═════ GIVEN INFORMATION ═════

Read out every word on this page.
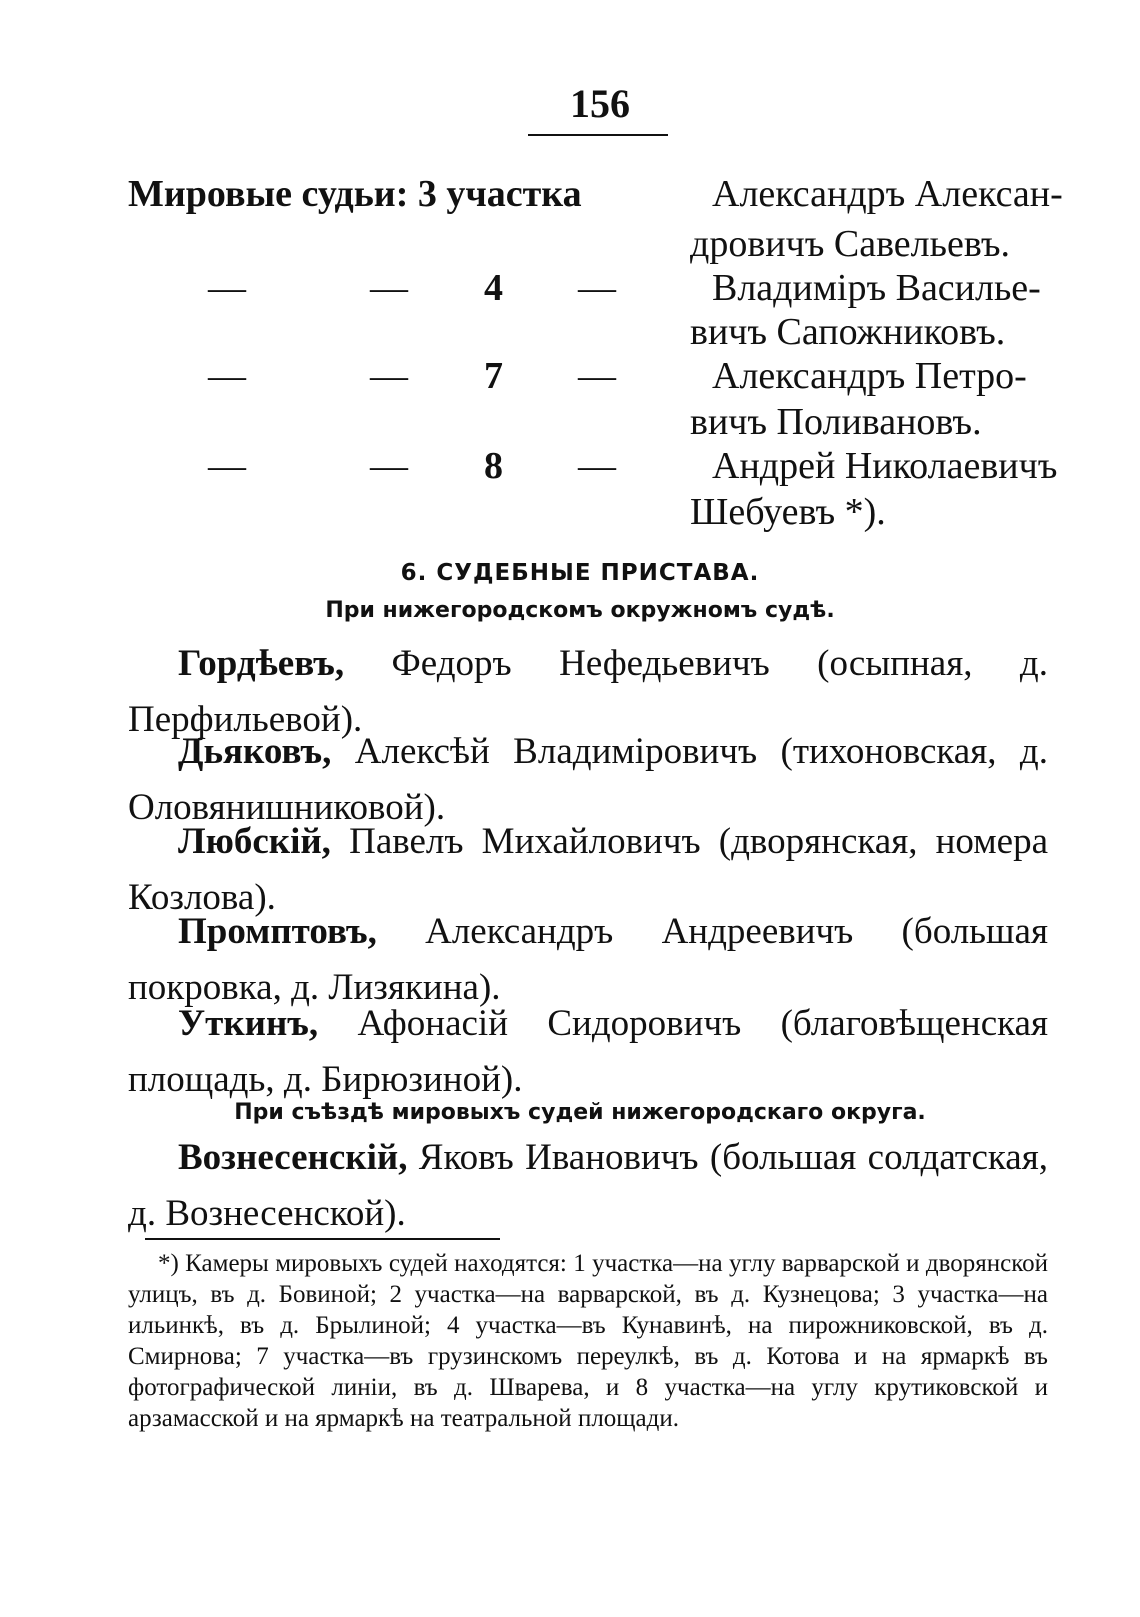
156
Мировые судьи: 3 участка	Александръ Алексан-
дровичъ Савельевъ.
—	— 4 —	Владиміръ Василье-
вичъ Сапожниковъ.
—	— 7 —	Александръ Петро-
вичъ Поливановъ.
—	— 8 —	Андрей Николаевичъ
Шебуевъ *).
6. СУДЕБНЫЕ ПРИСТАВА.
При нижегородскомъ окружномъ судѣ.
Гордѣевъ, Федоръ Нефедьевичъ (осыпная, д. Перфильевой).
Дьяковъ, Алексѣй Владиміровичъ (тихоновская, д. Оловянишниковой).
Любскій, Павелъ Михайловичъ (дворянская, номера Козлова).
Промптовъ, Александръ Андреевичъ (большая покровка, д. Лизякина).
Уткинъ, Афонасій Сидоровичъ (благовѣщенская площадь, д. Бирюзиной).
При съѣздѣ мировыхъ судей нижегородскаго округа.
Вознесенскій, Яковъ Ивановичъ (большая солдатская, д. Вознесенской).
*) Камеры мировыхъ судей находятся: 1 участка—на углу варварской и дворянской улицъ, въ д. Бовиной; 2 участка—на варварской, въ д. Кузнецова; 3 участка—на ильинкѣ, въ д. Брылиной; 4 участка—въ Кунавинѣ, на пирожниковской, въ д. Смирнова; 7 участка—въ грузинскомъ переулкѣ, въ д. Котова и на ярмаркѣ въ фотографической линіи, въ д. Шварева, и 8 участка—на углу крутиковской и арзамасской и на ярмаркѣ на театральной площади.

═════

• [DIRECTION] Repeat each entry above word for word, leaving every picture out.

• [RESULT OF THIS EXERCISE]
Read out every word on this page.
156
Мировые судьи: 3 участка	Александръ Алексан-
дровичъ Савельевъ.
—	— 4 —	Владиміръ Василье-
вичъ Сапожниковъ.
—	— 7 —	Александръ Петро-
вичъ Поливановъ.
—	— 8 —	Андрей Николаевичъ
Шебуевъ *).
6. СУДЕБНЫЕ ПРИСТАВА.
При нижегородскомъ окружномъ судѣ.
Гордѣевъ, Федоръ Нефедьевичъ (осыпная, д. Перфильевой).
Дьяковъ, Алексѣй Владиміровичъ (тихоновская, д. Оловянишниковой).
Любскій, Павелъ Михайловичъ (дворянская, номера Козлова).
Промптовъ, Александръ Андреевичъ (большая покровка, д. Лизякина).
Уткинъ, Афонасій Сидоровичъ (благовѣщенская площадь, д. Бирюзиной).
При съѣздѣ мировыхъ судей нижегородскаго округа.
Вознесенскій, Яковъ Ивановичъ (большая солдатская, д. Вознесенской).
*) Камеры мировыхъ судей находятся: 1 участка—на углу варварской и дворянской улицъ, въ д. Бовиной; 2 участка—на варварской, въ д. Кузнецова; 3 участка—на ильинкѣ, въ д. Брылиной; 4 участка—въ Кунавинѣ, на пирожниковской, въ д. Смирнова; 7 участка—въ грузинскомъ переулкѣ, въ д. Котова и на ярмаркѣ въ фотографической линіи, въ д. Шварева, и 8 участка—на углу крутиковской и арзамасской и на ярмаркѣ на театральной площади.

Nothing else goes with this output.